- [GIVEN TASK]
Take the line containing "Transcribe this image's" and every line after it in the data below, and print them exactly as given, with nothing else.

- [PROVIDED ENTRIES]
[START]
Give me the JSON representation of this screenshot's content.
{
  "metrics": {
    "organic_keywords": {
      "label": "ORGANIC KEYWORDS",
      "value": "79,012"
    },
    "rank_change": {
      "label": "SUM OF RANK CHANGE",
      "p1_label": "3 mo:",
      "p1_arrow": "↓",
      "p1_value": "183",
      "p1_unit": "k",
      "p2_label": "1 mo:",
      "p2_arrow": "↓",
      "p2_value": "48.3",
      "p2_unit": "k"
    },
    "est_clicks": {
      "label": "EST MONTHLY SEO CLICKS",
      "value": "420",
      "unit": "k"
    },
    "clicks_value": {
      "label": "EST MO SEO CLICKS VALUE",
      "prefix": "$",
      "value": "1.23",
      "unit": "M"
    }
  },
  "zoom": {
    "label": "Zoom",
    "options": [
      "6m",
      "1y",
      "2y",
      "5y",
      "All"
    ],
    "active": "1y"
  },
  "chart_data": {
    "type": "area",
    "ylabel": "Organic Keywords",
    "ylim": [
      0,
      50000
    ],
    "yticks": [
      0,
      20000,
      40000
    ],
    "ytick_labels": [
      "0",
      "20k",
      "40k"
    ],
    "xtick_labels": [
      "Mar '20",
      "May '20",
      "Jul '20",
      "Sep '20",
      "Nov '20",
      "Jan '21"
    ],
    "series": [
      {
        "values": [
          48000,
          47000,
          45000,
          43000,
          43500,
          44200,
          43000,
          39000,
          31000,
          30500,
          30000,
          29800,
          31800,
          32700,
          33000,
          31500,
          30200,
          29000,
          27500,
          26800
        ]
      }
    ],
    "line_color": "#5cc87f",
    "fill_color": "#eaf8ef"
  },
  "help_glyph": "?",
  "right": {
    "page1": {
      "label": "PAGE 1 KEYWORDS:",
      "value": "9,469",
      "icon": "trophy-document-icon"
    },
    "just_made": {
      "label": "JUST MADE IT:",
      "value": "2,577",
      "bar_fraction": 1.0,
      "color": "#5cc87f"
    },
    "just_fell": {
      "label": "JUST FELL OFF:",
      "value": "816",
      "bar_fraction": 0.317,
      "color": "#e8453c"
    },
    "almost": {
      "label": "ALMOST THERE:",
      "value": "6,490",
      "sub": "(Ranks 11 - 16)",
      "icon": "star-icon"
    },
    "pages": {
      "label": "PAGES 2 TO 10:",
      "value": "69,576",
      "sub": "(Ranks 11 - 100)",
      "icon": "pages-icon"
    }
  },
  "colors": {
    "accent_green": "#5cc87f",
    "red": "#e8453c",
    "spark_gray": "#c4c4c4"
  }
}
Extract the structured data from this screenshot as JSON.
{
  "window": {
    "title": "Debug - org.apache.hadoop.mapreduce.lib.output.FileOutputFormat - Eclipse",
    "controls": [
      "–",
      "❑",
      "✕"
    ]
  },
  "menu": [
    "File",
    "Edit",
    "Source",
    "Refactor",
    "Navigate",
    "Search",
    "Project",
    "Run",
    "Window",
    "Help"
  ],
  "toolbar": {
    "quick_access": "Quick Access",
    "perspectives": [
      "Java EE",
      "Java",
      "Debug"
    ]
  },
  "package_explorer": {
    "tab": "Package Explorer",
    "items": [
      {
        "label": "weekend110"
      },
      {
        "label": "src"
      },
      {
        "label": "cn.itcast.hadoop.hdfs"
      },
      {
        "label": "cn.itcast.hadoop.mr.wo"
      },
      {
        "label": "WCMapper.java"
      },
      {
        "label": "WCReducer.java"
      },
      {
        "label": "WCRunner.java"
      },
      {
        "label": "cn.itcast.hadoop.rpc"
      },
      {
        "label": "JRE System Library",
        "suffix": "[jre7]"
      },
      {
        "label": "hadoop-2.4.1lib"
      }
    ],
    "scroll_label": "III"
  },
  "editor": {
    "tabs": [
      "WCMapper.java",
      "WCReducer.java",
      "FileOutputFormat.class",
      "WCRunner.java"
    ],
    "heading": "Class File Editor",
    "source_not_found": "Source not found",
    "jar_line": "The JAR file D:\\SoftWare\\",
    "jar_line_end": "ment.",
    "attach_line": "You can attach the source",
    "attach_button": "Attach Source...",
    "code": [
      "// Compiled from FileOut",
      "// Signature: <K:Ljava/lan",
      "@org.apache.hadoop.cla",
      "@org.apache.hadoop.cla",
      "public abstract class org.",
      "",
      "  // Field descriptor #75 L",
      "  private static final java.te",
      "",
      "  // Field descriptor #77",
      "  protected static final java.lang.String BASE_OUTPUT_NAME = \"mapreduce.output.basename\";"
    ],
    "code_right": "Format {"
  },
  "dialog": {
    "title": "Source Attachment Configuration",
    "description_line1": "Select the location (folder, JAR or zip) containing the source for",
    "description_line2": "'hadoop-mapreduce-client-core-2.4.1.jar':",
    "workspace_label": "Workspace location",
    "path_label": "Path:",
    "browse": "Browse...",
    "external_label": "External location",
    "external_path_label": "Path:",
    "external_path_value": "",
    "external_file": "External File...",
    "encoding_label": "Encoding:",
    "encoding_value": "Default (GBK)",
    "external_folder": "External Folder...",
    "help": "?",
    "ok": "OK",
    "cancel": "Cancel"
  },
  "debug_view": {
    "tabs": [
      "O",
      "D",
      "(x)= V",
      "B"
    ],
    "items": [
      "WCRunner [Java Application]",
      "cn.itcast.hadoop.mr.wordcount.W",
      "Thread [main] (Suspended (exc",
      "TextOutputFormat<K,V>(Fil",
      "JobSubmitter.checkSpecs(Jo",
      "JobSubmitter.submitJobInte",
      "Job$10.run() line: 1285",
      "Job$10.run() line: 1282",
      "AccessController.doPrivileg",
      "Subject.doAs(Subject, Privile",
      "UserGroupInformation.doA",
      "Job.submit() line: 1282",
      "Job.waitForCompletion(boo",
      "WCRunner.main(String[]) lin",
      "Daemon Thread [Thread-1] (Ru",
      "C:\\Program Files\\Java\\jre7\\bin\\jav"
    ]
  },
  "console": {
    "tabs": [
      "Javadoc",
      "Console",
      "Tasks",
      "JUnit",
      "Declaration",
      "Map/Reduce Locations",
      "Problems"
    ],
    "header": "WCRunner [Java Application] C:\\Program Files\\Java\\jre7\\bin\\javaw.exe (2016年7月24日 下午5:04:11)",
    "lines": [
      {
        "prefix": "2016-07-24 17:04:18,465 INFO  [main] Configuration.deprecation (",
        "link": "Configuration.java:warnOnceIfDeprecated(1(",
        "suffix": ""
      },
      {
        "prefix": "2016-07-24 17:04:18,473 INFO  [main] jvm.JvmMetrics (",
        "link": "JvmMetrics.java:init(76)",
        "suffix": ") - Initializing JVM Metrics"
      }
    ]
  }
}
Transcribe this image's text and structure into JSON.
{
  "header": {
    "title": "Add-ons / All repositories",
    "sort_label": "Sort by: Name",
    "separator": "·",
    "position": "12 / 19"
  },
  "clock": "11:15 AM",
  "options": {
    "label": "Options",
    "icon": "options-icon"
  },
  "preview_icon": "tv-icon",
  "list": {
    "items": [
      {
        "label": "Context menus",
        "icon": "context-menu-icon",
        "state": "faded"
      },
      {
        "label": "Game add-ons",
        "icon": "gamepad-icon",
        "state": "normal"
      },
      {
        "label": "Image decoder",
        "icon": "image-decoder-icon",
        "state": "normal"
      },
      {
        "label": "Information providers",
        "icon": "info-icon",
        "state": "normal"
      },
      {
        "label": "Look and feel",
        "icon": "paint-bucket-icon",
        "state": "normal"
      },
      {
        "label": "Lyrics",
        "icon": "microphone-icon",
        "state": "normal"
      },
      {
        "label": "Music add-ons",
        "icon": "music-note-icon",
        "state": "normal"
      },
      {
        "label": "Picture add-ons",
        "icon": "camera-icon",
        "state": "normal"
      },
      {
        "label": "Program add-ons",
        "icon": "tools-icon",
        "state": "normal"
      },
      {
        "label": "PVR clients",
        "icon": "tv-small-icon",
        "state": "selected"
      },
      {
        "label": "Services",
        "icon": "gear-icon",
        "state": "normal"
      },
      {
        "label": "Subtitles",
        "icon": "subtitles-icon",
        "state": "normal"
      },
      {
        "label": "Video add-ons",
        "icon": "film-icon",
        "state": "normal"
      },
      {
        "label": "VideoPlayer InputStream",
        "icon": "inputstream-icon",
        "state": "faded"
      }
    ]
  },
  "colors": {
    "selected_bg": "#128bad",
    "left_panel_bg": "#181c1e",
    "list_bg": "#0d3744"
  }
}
[END]
- [RESPONSE]
Transcribe this image's text and structure into JSON.
{
  "header": {
    "title": "Add-ons / All repositories",
    "sort_label": "Sort by: Name",
    "separator": "·",
    "position": "12 / 19"
  },
  "clock": "11:15 AM",
  "options": {
    "label": "Options",
    "icon": "options-icon"
  },
  "preview_icon": "tv-icon",
  "list": {
    "items": [
      {
        "label": "Context menus",
        "icon": "context-menu-icon",
        "state": "faded"
      },
      {
        "label": "Game add-ons",
        "icon": "gamepad-icon",
        "state": "normal"
      },
      {
        "label": "Image decoder",
        "icon": "image-decoder-icon",
        "state": "normal"
      },
      {
        "label": "Information providers",
        "icon": "info-icon",
        "state": "normal"
      },
      {
        "label": "Look and feel",
        "icon": "paint-bucket-icon",
        "state": "normal"
      },
      {
        "label": "Lyrics",
        "icon": "microphone-icon",
        "state": "normal"
      },
      {
        "label": "Music add-ons",
        "icon": "music-note-icon",
        "state": "normal"
      },
      {
        "label": "Picture add-ons",
        "icon": "camera-icon",
        "state": "normal"
      },
      {
        "label": "Program add-ons",
        "icon": "tools-icon",
        "state": "normal"
      },
      {
        "label": "PVR clients",
        "icon": "tv-small-icon",
        "state": "selected"
      },
      {
        "label": "Services",
        "icon": "gear-icon",
        "state": "normal"
      },
      {
        "label": "Subtitles",
        "icon": "subtitles-icon",
        "state": "normal"
      },
      {
        "label": "Video add-ons",
        "icon": "film-icon",
        "state": "normal"
      },
      {
        "label": "VideoPlayer InputStream",
        "icon": "inputstream-icon",
        "state": "faded"
      }
    ]
  },
  "colors": {
    "selected_bg": "#128bad",
    "left_panel_bg": "#181c1e",
    "list_bg": "#0d3744"
  }
}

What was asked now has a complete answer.